**Request a**: Report every line of the rows that contains the string "section". Case counts.

**Selected excerpt**:
****************************************

OUTLOOK ’17: Europe melamine market solid but external factors could bring uncertainty

Katherine Sale

09-Jan-2017

By Katherine Sale

LONDON (ICIS)–Demand in the European melamine market is expected to remain solid in 2017, but with imports expected to be lower for the first half of the year and an anti-dumping decision against China approaching, external factors are the areas of uncertainty for the year.

Demand was robust throughout 2016, with players across the market expecting levels to remain stable in 2017, with capacity utilisation at facilities already high.

Both buyers and sellers said that without any further investment in production it would not be possible to increase levels in Europe.

It is the strong demand levels that led melamine major Borealis to sign a memorandum of understanding to look into opportunities for melamine production in Algeria, with Asmidal.

The feasibility study for the project is currently underway, with a decision on the project expected this year.  

Demand looks set to remain strong this year, with the chemicals-intensive Eurozone construction sector in the eurozone posted an increase in activity of 0.8% in October month on month, according to Eurostat.

Melamine demand from Spain was particularly strong in 2016, with continued strength expected in 2017.

Despite a slow start to last year, demand in Russia picked up strongly in the second half 2016, resulting in Russian melamine producer Eurochem largely focusing its domestic market, with more volumes staying in the country.

Demand outside of Europe has increased, with some European producers seeing 10% growth from India, South Korea, Malaysia and Indonesia.

****************************************

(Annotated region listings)
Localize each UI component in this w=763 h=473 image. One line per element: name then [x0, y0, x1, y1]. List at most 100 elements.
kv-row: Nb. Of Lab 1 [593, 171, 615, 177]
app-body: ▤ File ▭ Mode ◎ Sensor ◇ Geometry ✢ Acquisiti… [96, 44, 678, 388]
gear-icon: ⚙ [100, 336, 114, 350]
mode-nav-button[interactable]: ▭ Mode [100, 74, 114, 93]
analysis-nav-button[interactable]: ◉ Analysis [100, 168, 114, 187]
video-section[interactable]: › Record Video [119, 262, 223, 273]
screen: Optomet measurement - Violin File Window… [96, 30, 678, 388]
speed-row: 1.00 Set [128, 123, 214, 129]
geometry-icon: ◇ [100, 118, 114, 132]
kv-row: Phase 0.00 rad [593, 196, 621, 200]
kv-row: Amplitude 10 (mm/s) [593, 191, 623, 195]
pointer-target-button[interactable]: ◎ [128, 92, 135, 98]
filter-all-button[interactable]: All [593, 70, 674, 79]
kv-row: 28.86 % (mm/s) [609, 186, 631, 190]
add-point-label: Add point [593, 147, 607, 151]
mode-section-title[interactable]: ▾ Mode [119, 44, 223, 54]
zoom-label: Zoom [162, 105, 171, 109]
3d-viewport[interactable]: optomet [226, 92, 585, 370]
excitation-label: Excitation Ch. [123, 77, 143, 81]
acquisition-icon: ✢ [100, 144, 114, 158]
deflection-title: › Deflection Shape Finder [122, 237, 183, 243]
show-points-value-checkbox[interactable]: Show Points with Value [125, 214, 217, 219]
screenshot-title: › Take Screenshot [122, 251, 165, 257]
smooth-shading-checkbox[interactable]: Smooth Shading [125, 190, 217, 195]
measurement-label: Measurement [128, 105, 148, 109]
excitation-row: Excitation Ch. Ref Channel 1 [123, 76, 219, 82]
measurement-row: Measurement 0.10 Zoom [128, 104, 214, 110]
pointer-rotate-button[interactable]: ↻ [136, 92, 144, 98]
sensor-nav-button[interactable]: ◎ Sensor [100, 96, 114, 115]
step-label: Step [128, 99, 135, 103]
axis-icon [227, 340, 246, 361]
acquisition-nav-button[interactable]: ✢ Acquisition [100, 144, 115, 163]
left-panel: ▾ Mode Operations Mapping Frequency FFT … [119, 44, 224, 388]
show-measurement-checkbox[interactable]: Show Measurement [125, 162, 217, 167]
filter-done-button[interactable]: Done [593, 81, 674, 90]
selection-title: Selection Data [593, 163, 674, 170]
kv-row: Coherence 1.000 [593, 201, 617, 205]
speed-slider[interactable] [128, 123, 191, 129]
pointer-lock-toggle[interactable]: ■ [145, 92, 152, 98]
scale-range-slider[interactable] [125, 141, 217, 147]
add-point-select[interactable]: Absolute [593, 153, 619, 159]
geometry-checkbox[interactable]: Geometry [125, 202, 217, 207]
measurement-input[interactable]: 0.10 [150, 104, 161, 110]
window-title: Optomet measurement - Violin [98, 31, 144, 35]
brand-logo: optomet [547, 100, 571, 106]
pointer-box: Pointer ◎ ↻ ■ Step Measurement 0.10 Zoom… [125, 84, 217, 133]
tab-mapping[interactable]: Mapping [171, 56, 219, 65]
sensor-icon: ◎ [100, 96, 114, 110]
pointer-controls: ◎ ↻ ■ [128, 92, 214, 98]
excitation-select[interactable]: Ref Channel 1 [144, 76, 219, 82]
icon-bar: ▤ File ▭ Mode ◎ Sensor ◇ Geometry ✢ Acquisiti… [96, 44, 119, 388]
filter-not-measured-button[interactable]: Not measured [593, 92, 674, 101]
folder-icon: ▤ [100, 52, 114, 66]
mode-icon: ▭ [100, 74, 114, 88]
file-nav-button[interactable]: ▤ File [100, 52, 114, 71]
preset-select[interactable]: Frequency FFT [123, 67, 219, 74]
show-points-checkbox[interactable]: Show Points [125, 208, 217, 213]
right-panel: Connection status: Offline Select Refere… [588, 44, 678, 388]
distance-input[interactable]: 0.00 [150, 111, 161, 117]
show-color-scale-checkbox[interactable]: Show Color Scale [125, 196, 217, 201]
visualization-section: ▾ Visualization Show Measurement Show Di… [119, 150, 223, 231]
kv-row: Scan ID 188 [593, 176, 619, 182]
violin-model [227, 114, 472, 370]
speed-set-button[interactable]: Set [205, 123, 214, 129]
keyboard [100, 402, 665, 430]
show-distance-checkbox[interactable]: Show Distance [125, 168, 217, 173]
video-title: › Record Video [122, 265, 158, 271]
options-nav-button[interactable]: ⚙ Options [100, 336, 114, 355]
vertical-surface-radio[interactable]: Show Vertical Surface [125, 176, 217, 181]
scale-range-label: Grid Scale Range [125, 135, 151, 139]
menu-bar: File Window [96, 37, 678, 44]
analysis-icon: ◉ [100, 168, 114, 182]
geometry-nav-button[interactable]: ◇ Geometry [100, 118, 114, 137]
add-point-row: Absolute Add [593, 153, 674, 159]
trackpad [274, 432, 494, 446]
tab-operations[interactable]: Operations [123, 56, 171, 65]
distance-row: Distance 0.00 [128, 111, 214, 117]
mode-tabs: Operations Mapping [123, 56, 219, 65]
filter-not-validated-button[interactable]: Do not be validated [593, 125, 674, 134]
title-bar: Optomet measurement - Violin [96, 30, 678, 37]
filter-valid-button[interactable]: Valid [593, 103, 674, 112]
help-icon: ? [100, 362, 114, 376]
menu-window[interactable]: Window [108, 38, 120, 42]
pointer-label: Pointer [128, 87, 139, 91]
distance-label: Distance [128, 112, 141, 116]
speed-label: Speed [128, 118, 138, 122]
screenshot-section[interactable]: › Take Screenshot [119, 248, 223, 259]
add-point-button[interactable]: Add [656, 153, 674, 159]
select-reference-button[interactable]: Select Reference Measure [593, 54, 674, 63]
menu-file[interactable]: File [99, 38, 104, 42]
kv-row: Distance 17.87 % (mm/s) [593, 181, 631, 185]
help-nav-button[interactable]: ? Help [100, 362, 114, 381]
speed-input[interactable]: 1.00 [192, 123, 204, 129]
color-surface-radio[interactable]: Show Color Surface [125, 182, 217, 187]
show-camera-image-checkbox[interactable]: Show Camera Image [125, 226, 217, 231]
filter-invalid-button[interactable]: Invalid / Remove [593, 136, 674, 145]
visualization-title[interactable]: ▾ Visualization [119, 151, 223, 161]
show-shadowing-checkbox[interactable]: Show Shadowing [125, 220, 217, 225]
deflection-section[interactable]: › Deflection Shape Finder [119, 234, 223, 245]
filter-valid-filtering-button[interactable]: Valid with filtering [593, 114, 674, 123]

****************************************

**Request b**:
Answer these questions from the melamine outlook, one per line:
(i) With which company did Borealis sign a memorandum of understanding on melamine production in Algeria?
(ii) By what percentage did eurozone construction activity rise in October month on month, according to Eurostat?
(iii) Which Russian melamine producer largely focused on its domestic market after demand picked up?

**Expected output a**:
video-section[interactable]: › Record Video [119, 262, 223, 273]
mode-section-title[interactable]: ▾ Mode [119, 44, 223, 54]
visualization-section: ▾ Visualization Show Measurement Show Di… [119, 150, 223, 231]
screenshot-section[interactable]: › Take Screenshot [119, 248, 223, 259]
deflection-section[interactable]: › Deflection Shape Finder [119, 234, 223, 245]

**Expected output b**:
(i) Asmidal
(ii) 0.8%
(iii) Eurochem